### Exercise
Exclude all pictures, then copy each of the records exactly as written.

— START Input material —

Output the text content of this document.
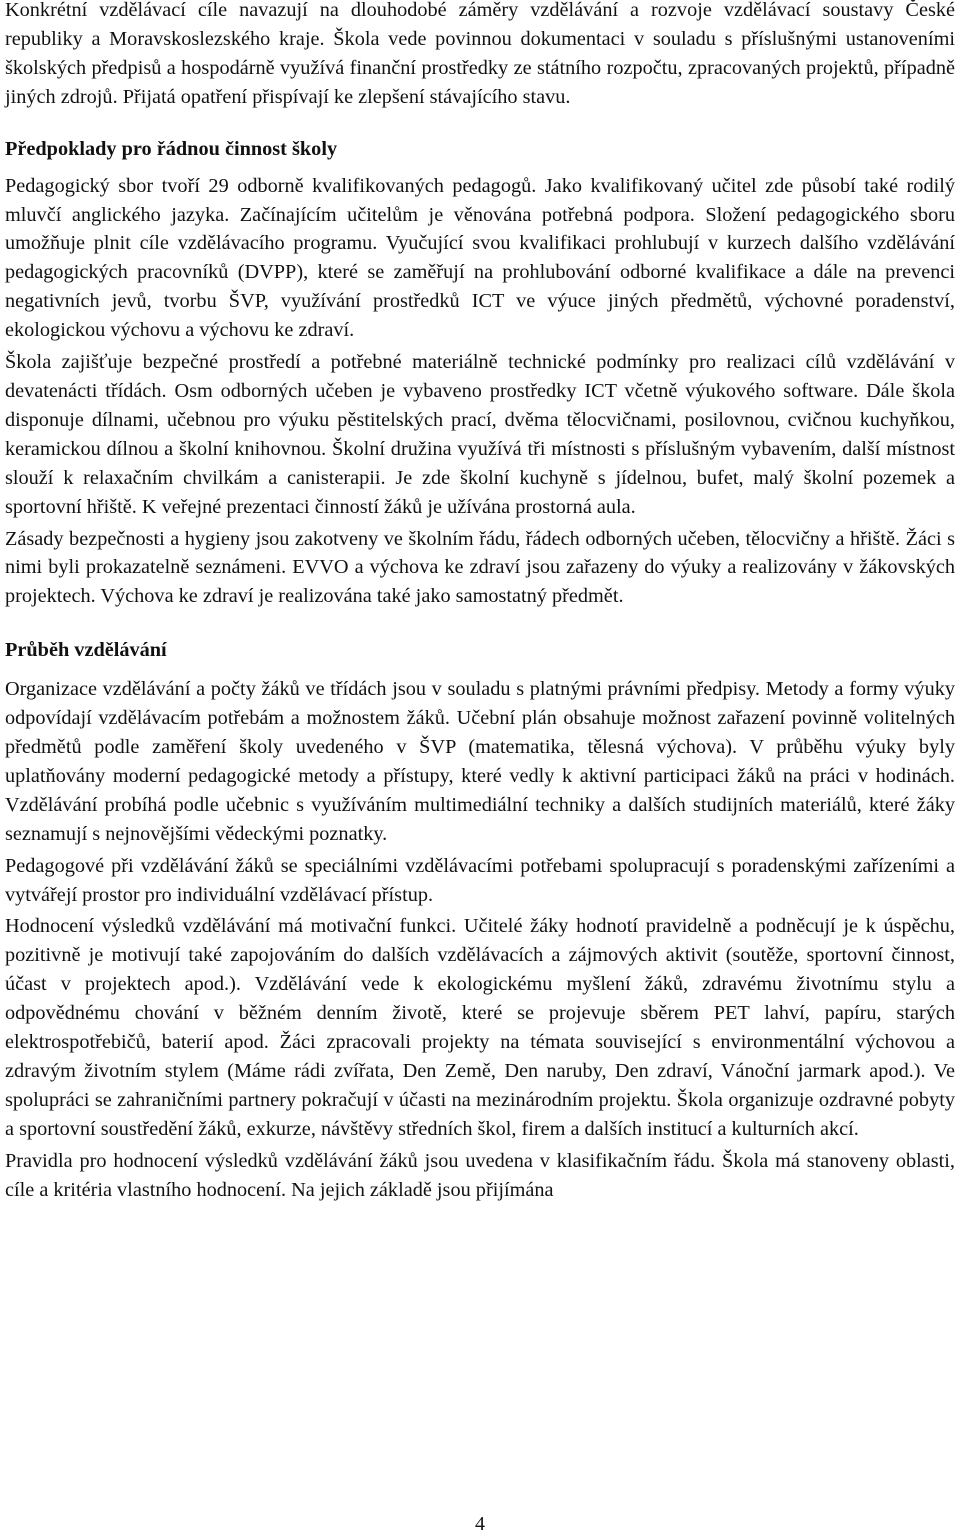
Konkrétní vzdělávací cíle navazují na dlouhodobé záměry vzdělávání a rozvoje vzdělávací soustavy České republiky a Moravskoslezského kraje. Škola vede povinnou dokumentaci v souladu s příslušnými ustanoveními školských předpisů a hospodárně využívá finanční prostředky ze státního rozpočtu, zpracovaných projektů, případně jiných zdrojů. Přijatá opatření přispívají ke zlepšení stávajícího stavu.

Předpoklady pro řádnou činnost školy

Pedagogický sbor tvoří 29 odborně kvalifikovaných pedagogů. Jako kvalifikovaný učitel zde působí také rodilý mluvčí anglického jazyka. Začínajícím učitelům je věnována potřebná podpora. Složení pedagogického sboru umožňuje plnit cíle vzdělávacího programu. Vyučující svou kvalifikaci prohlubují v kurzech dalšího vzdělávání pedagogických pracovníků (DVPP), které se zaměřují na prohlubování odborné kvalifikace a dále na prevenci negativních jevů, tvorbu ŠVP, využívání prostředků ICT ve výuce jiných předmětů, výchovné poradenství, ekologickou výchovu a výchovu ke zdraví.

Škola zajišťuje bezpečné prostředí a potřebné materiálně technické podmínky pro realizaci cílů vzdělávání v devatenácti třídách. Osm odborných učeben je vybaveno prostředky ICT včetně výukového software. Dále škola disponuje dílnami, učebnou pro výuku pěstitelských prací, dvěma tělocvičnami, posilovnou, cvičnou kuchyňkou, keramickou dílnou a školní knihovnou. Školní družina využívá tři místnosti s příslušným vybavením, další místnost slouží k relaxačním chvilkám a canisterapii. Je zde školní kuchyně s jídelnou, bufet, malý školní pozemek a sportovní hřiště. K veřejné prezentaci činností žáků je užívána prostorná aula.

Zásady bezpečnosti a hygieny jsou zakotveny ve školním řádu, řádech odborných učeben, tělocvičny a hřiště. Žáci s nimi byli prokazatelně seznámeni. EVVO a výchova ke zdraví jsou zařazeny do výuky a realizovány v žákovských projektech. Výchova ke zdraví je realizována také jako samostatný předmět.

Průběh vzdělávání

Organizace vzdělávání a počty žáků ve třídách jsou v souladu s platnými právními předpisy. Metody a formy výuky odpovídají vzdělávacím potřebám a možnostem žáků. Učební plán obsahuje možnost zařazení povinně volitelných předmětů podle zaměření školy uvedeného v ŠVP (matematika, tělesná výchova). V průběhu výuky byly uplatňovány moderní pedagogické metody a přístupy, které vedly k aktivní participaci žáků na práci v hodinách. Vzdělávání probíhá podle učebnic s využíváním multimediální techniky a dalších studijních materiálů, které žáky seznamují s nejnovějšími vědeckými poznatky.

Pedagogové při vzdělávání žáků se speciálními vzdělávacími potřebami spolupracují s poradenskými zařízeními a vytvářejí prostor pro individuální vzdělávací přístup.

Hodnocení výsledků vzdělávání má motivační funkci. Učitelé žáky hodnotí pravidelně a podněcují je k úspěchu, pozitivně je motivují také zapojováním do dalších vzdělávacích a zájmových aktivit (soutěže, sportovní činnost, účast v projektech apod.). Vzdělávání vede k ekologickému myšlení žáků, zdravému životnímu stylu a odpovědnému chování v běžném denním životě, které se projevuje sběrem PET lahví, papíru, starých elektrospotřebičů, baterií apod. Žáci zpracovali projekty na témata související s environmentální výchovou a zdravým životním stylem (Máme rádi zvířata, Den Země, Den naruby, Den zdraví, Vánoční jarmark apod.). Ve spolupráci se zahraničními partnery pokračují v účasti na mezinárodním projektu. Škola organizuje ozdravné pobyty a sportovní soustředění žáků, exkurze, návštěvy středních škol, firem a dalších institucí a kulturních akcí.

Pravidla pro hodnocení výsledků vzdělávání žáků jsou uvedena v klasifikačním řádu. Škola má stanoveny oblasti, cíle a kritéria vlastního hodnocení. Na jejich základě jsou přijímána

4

— END Input material —

### Solved exercise
Output the text content of this document.
Konkrétní vzdělávací cíle navazují na dlouhodobé záměry vzdělávání a rozvoje vzdělávací soustavy České republiky a Moravskoslezského kraje. Škola vede povinnou dokumentaci v souladu s příslušnými ustanoveními školských předpisů a hospodárně využívá finanční prostředky ze státního rozpočtu, zpracovaných projektů, případně jiných zdrojů. Přijatá opatření přispívají ke zlepšení stávajícího stavu.

Předpoklady pro řádnou činnost školy

Pedagogický sbor tvoří 29 odborně kvalifikovaných pedagogů. Jako kvalifikovaný učitel zde působí také rodilý mluvčí anglického jazyka. Začínajícím učitelům je věnována potřebná podpora. Složení pedagogického sboru umožňuje plnit cíle vzdělávacího programu. Vyučující svou kvalifikaci prohlubují v kurzech dalšího vzdělávání pedagogických pracovníků (DVPP), které se zaměřují na prohlubování odborné kvalifikace a dále na prevenci negativních jevů, tvorbu ŠVP, využívání prostředků ICT ve výuce jiných předmětů, výchovné poradenství, ekologickou výchovu a výchovu ke zdraví.

Škola zajišťuje bezpečné prostředí a potřebné materiálně technické podmínky pro realizaci cílů vzdělávání v devatenácti třídách. Osm odborných učeben je vybaveno prostředky ICT včetně výukového software. Dále škola disponuje dílnami, učebnou pro výuku pěstitelských prací, dvěma tělocvičnami, posilovnou, cvičnou kuchyňkou, keramickou dílnou a školní knihovnou. Školní družina využívá tři místnosti s příslušným vybavením, další místnost slouží k relaxačním chvilkám a canisterapii. Je zde školní kuchyně s jídelnou, bufet, malý školní pozemek a sportovní hřiště. K veřejné prezentaci činností žáků je užívána prostorná aula.

Zásady bezpečnosti a hygieny jsou zakotveny ve školním řádu, řádech odborných učeben, tělocvičny a hřiště. Žáci s nimi byli prokazatelně seznámeni. EVVO a výchova ke zdraví jsou zařazeny do výuky a realizovány v žákovských projektech. Výchova ke zdraví je realizována také jako samostatný předmět.

Průběh vzdělávání

Organizace vzdělávání a počty žáků ve třídách jsou v souladu s platnými právními předpisy. Metody a formy výuky odpovídají vzdělávacím potřebám a možnostem žáků. Učební plán obsahuje možnost zařazení povinně volitelných předmětů podle zaměření školy uvedeného v ŠVP (matematika, tělesná výchova). V průběhu výuky byly uplatňovány moderní pedagogické metody a přístupy, které vedly k aktivní participaci žáků na práci v hodinách. Vzdělávání probíhá podle učebnic s využíváním multimediální techniky a dalších studijních materiálů, které žáky seznamují s nejnovějšími vědeckými poznatky.

Pedagogové při vzdělávání žáků se speciálními vzdělávacími potřebami spolupracují s poradenskými zařízeními a vytvářejí prostor pro individuální vzdělávací přístup.

Hodnocení výsledků vzdělávání má motivační funkci. Učitelé žáky hodnotí pravidelně a podněcují je k úspěchu, pozitivně je motivují také zapojováním do dalších vzdělávacích a zájmových aktivit (soutěže, sportovní činnost, účast v projektech apod.). Vzdělávání vede k ekologickému myšlení žáků, zdravému životnímu stylu a odpovědnému chování v běžném denním životě, které se projevuje sběrem PET lahví, papíru, starých elektrospotřebičů, baterií apod. Žáci zpracovali projekty na témata související s environmentální výchovou a zdravým životním stylem (Máme rádi zvířata, Den Země, Den naruby, Den zdraví, Vánoční jarmark apod.). Ve spolupráci se zahraničními partnery pokračují v účasti na mezinárodním projektu. Škola organizuje ozdravné pobyty a sportovní soustředění žáků, exkurze, návštěvy středních škol, firem a dalších institucí a kulturních akcí.

Pravidla pro hodnocení výsledků vzdělávání žáků jsou uvedena v klasifikačním řádu. Škola má stanoveny oblasti, cíle a kritéria vlastního hodnocení. Na jejich základě jsou přijímána

4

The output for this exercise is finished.